STATED PROBLEM: Output each of the rows below verbatim, omitting the pictures.

= = = =

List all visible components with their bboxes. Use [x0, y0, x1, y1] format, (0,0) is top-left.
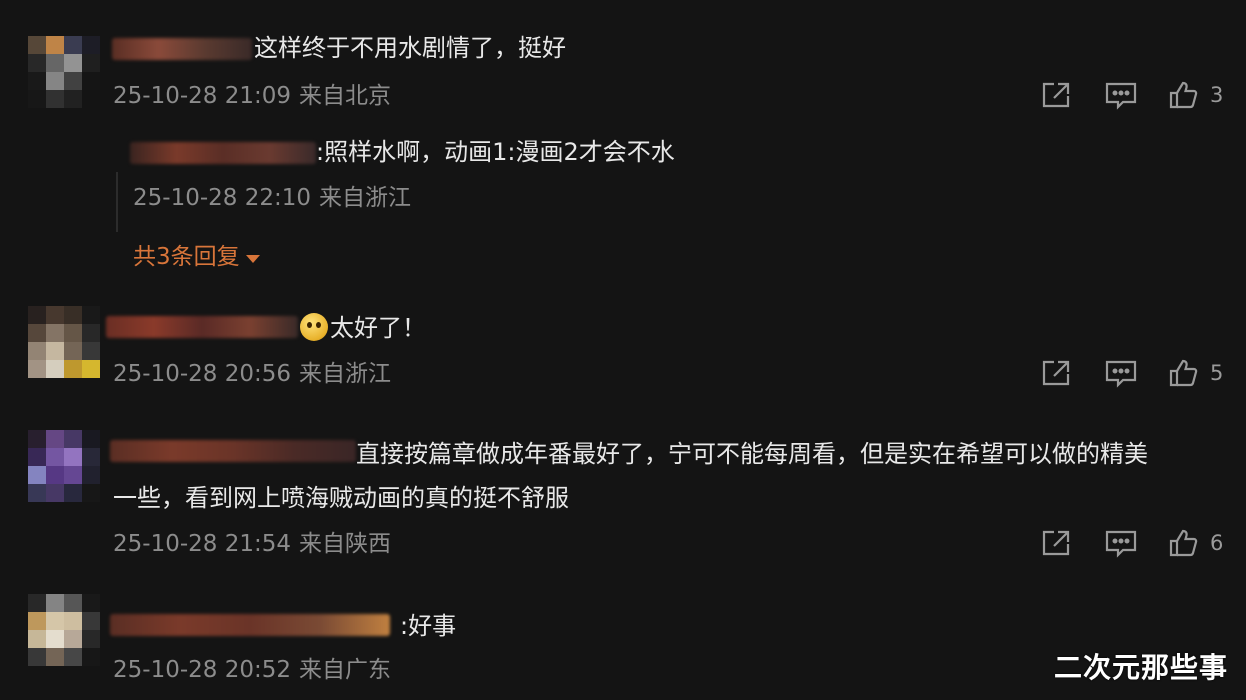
comment-location: 来自广东 [299, 657, 391, 683]
comment-button[interactable] [1104, 80, 1138, 110]
comment-actions: 3 [1040, 80, 1230, 110]
username-blurred[interactable] [110, 614, 390, 636]
comment-text-line1: 直接按篇章做成年番最好了，宁可不能每周看，但是实在希望可以做的精美 [356, 440, 1148, 468]
comment-meta: 25-10-28 20:56 来自浙江 [113, 359, 391, 389]
comment-meta: 25-10-28 21:54 来自陕西 [113, 529, 391, 559]
comment-icon [1105, 530, 1137, 558]
comment-actions: 6 [1040, 528, 1230, 558]
avatar[interactable] [28, 430, 100, 502]
comment-text-content: 太好了！ [330, 314, 426, 342]
comment-location: 来自陕西 [299, 531, 391, 557]
username-blurred[interactable] [106, 316, 298, 338]
comment-date: 25-10-28 21:54 [113, 531, 291, 557]
comment-location: 来自浙江 [299, 361, 391, 387]
reply-username-blurred[interactable] [130, 142, 316, 164]
share-button[interactable] [1040, 80, 1072, 110]
like-button[interactable]: 6 [1168, 528, 1223, 558]
comment-text: :好事 [400, 612, 457, 640]
username-blurred[interactable] [110, 440, 356, 462]
comment-date: 25-10-28 20:56 [113, 361, 291, 387]
comment-icon [1105, 82, 1137, 110]
watermark: 二次元那些事 [1053, 651, 1228, 684]
reply-location: 来自浙江 [319, 185, 411, 211]
share-button[interactable] [1040, 358, 1072, 388]
comment-meta: 25-10-28 21:09 来自北京 [113, 81, 391, 111]
avatar[interactable] [28, 36, 100, 108]
comment-text-line2: 一些，看到网上喷海贼动画的真的挺不舒服 [113, 484, 569, 512]
comment-button[interactable] [1104, 358, 1138, 388]
avatar[interactable] [28, 306, 100, 378]
reply-text: :照样水啊，动画1:漫画2才会不水 [316, 138, 675, 166]
more-replies-link[interactable]: 共3条回复 [133, 242, 260, 272]
expand-triangle-icon [245, 254, 260, 263]
comment-location: 来自北京 [299, 83, 391, 109]
comment-button[interactable] [1104, 528, 1138, 558]
avatar[interactable] [28, 594, 100, 666]
more-replies-label: 共3条回复 [133, 244, 240, 270]
comment-icon [1105, 360, 1137, 388]
share-icon [1042, 530, 1070, 556]
comment-text: 太好了！ [300, 312, 426, 344]
like-count: 3 [1210, 83, 1224, 107]
share-icon [1042, 360, 1070, 386]
comment-text: 这样终于不用水剧情了，挺好 [254, 34, 566, 62]
reply-meta: 25-10-28 22:10 来自浙江 [133, 183, 411, 213]
like-icon [1169, 529, 1198, 557]
reply-date: 25-10-28 22:10 [133, 185, 311, 211]
comment-meta: 25-10-28 20:52 来自广东 [113, 655, 391, 685]
comment-date: 25-10-28 20:52 [113, 657, 291, 683]
share-button[interactable] [1040, 528, 1072, 558]
like-count: 5 [1210, 361, 1224, 385]
like-count: 6 [1210, 531, 1224, 555]
share-icon [1042, 82, 1070, 108]
like-icon [1169, 359, 1198, 387]
reply-thread-bar [116, 172, 118, 232]
comment-date: 25-10-28 21:09 [113, 83, 291, 109]
like-button[interactable]: 3 [1168, 80, 1223, 110]
username-blurred[interactable] [112, 38, 252, 60]
smile-emoji-icon [300, 313, 328, 341]
like-button[interactable]: 5 [1168, 358, 1223, 388]
like-icon [1169, 81, 1198, 109]
comment-actions: 5 [1040, 358, 1230, 388]
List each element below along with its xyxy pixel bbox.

= = = =

WORKED ANSWER:
List all visible components with their bboxes. Use [x0, y0, x1, y1] format, (0,0) is top-left.
comment-location: 来自广东 [299, 657, 391, 683]
comment-button[interactable] [1104, 80, 1138, 110]
comment-actions: 3 [1040, 80, 1230, 110]
username-blurred[interactable] [110, 614, 390, 636]
comment-text-line1: 直接按篇章做成年番最好了，宁可不能每周看，但是实在希望可以做的精美 [356, 440, 1148, 468]
comment-meta: 25-10-28 20:56 来自浙江 [113, 359, 391, 389]
comment-meta: 25-10-28 21:54 来自陕西 [113, 529, 391, 559]
comment-icon [1105, 530, 1137, 558]
comment-actions: 6 [1040, 528, 1230, 558]
avatar[interactable] [28, 430, 100, 502]
comment-text-content: 太好了！ [330, 314, 426, 342]
comment-location: 来自陕西 [299, 531, 391, 557]
username-blurred[interactable] [106, 316, 298, 338]
comment-date: 25-10-28 21:54 [113, 531, 291, 557]
comment-location: 来自浙江 [299, 361, 391, 387]
reply-username-blurred[interactable] [130, 142, 316, 164]
share-button[interactable] [1040, 80, 1072, 110]
like-button[interactable]: 6 [1168, 528, 1223, 558]
comment-text: :好事 [400, 612, 457, 640]
username-blurred[interactable] [110, 440, 356, 462]
comment-date: 25-10-28 20:56 [113, 361, 291, 387]
comment-icon [1105, 82, 1137, 110]
watermark: 二次元那些事 [1053, 651, 1228, 684]
reply-location: 来自浙江 [319, 185, 411, 211]
share-button[interactable] [1040, 358, 1072, 388]
comment-meta: 25-10-28 21:09 来自北京 [113, 81, 391, 111]
avatar[interactable] [28, 36, 100, 108]
comment-text-line2: 一些，看到网上喷海贼动画的真的挺不舒服 [113, 484, 569, 512]
comment-button[interactable] [1104, 358, 1138, 388]
avatar[interactable] [28, 306, 100, 378]
reply-text: :照样水啊，动画1:漫画2才会不水 [316, 138, 675, 166]
more-replies-link[interactable]: 共3条回复 [133, 242, 260, 272]
expand-triangle-icon [245, 254, 260, 263]
comment-location: 来自北京 [299, 83, 391, 109]
comment-button[interactable] [1104, 528, 1138, 558]
avatar[interactable] [28, 594, 100, 666]
more-replies-label: 共3条回复 [133, 244, 240, 270]
comment-icon [1105, 360, 1137, 388]
share-icon [1042, 530, 1070, 556]
comment-text: 太好了！ [300, 312, 426, 344]
like-count: 3 [1210, 83, 1224, 107]
share-icon [1042, 360, 1070, 386]
comment-text: 这样终于不用水剧情了，挺好 [254, 34, 566, 62]
reply-meta: 25-10-28 22:10 来自浙江 [133, 183, 411, 213]
like-icon [1169, 529, 1198, 557]
reply-date: 25-10-28 22:10 [133, 185, 311, 211]
comment-meta: 25-10-28 20:52 来自广东 [113, 655, 391, 685]
comment-date: 25-10-28 20:52 [113, 657, 291, 683]
share-button[interactable] [1040, 528, 1072, 558]
like-count: 5 [1210, 361, 1224, 385]
like-count: 6 [1210, 531, 1224, 555]
share-icon [1042, 82, 1070, 108]
like-icon [1169, 359, 1198, 387]
reply-thread-bar [116, 172, 118, 232]
comment-date: 25-10-28 21:09 [113, 83, 291, 109]
like-button[interactable]: 3 [1168, 80, 1223, 110]
username-blurred[interactable] [112, 38, 252, 60]
smile-emoji-icon [300, 313, 328, 341]
like-button[interactable]: 5 [1168, 358, 1223, 388]
like-icon [1169, 81, 1198, 109]
comment-actions: 5 [1040, 358, 1230, 388]
List each element below along with its xyxy pixel bbox.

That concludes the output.